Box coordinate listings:
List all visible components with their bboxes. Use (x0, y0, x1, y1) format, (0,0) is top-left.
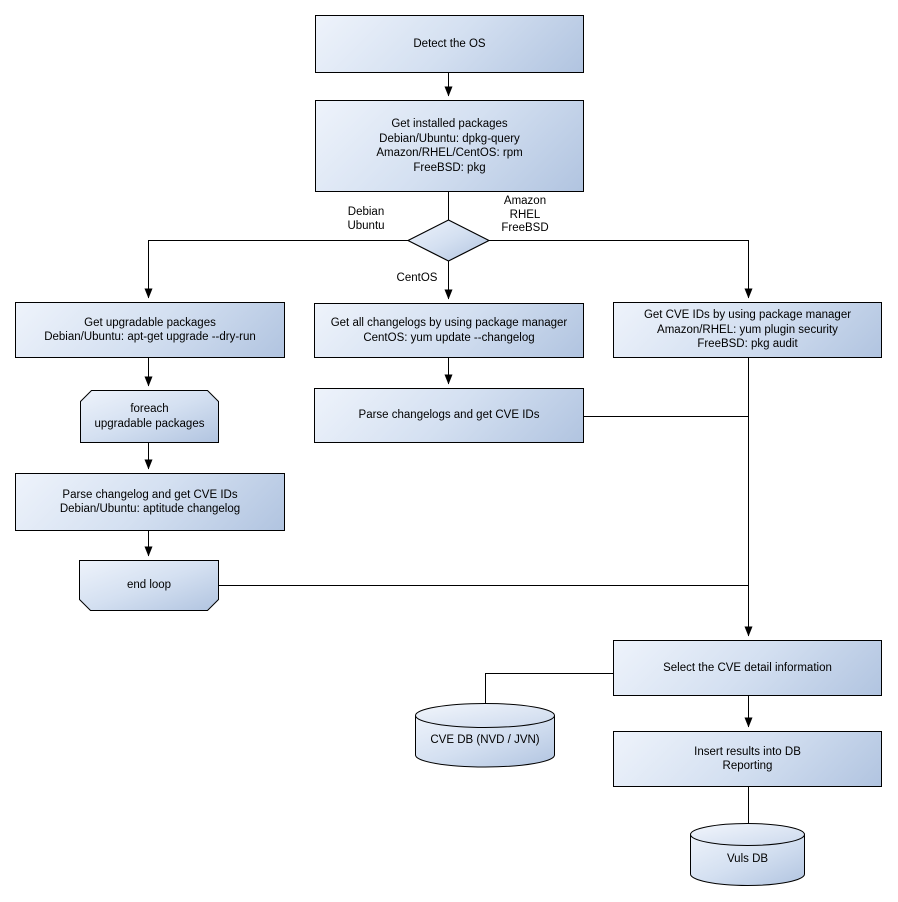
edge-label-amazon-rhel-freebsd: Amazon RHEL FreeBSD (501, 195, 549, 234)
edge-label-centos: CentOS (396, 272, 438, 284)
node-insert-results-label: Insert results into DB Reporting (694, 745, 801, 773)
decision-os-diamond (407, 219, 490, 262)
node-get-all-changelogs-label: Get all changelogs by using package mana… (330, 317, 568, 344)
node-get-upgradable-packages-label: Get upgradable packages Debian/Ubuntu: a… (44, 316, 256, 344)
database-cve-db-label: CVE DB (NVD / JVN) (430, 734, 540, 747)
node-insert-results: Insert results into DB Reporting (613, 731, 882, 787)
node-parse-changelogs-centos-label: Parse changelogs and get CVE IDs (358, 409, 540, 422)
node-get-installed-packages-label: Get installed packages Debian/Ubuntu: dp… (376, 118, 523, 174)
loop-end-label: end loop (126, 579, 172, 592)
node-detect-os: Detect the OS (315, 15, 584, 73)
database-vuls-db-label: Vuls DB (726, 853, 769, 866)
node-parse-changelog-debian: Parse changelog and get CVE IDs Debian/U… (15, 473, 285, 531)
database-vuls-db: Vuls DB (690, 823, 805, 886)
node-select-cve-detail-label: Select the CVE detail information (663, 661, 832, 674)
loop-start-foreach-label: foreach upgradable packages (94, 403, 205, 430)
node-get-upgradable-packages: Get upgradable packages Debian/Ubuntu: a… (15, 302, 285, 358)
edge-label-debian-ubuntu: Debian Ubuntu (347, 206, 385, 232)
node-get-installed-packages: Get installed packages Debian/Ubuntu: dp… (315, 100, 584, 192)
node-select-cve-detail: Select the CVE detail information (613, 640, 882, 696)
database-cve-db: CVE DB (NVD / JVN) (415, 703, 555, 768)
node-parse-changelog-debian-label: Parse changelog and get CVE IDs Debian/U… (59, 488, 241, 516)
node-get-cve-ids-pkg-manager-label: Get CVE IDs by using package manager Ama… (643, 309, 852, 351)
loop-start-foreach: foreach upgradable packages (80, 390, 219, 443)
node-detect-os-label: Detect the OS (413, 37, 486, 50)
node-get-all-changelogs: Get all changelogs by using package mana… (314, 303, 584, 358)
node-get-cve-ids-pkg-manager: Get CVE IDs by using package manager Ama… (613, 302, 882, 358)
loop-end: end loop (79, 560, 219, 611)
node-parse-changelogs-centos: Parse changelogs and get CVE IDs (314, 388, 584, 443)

__Work required__
Copy the rows above, from the line with "edge-label-amazon-rhel-freebsd: Amazon RHEL" up to and including the line with "database-vuls-db-label: Vuls DB", without changing anything.

__Response__
edge-label-amazon-rhel-freebsd: Amazon RHEL FreeBSD (501, 195, 549, 234)
edge-label-centos: CentOS (396, 272, 438, 284)
node-insert-results-label: Insert results into DB Reporting (694, 745, 801, 773)
decision-os-diamond (407, 219, 490, 262)
node-get-all-changelogs-label: Get all changelogs by using package mana… (330, 317, 568, 344)
node-get-upgradable-packages-label: Get upgradable packages Debian/Ubuntu: a… (44, 316, 256, 344)
database-cve-db-label: CVE DB (NVD / JVN) (430, 734, 540, 747)
node-insert-results: Insert results into DB Reporting (613, 731, 882, 787)
node-parse-changelogs-centos-label: Parse changelogs and get CVE IDs (358, 409, 540, 422)
node-get-installed-packages-label: Get installed packages Debian/Ubuntu: dp… (376, 118, 523, 174)
loop-end-label: end loop (126, 579, 172, 592)
node-detect-os: Detect the OS (315, 15, 584, 73)
database-vuls-db-label: Vuls DB (726, 853, 769, 866)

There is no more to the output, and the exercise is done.